# Table lamps



## furryboots (Jul 31, 2009)

Anyone now where I can buy battery operated lamps for external use? I've seen them in a few outdoor bars/restaurants but my enquiries at the venue have been unsuccessful.

Thanks


----------



## Jumeirah Jim (Jan 24, 2011)

furryboots said:


> Anyone now where I can buy battery operated lamps for external use? I've seen them in a few outdoor bars/restaurants but my enquiries at the venue have been unsuccessful.
> 
> Thanks


Ace?


----------



## BedouGirl (Sep 15, 2011)

I think (please note "think") that I saw something in the Brands for Less shop in Al Ghazal Mall in Satwa in the Tchibo section but I am not sure.


----------



## directlight (Dec 26, 2011)

Try Ikea. I purchased 2 good looking LED battery downlighters for the equivalent of $10.

Pericles


----------------------------------------------------------------------------
Table lamps


----------



## andy121 (Jun 5, 2012)

I bought two Wall Lamps and it looks cool

Thanks
Lilindo


----------



## Gavtek (Aug 23, 2009)

Material →
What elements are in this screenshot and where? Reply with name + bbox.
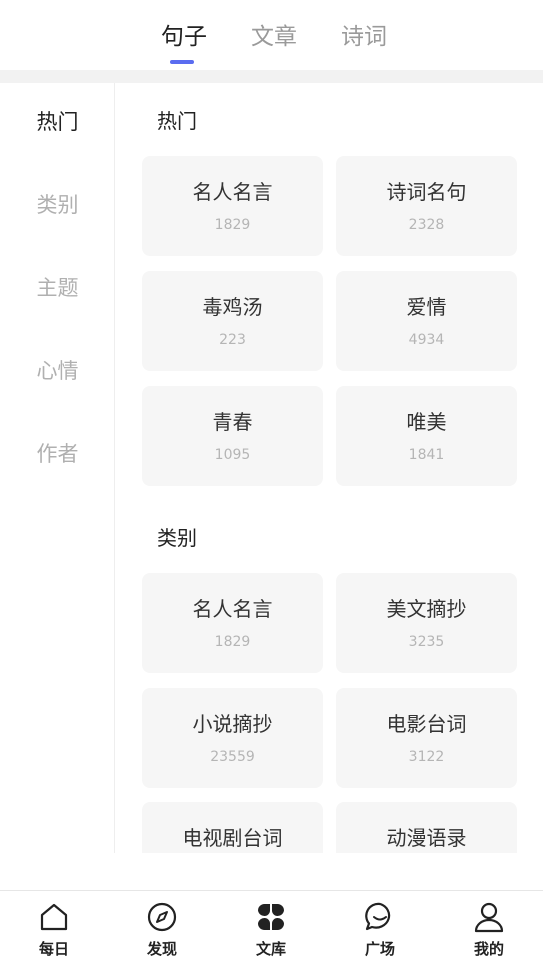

What is expected →
In the table lamps thread, which mall does BedouGirl name as the place she may have seen the lamps?

In response →
Al Ghazal Mall in Satwa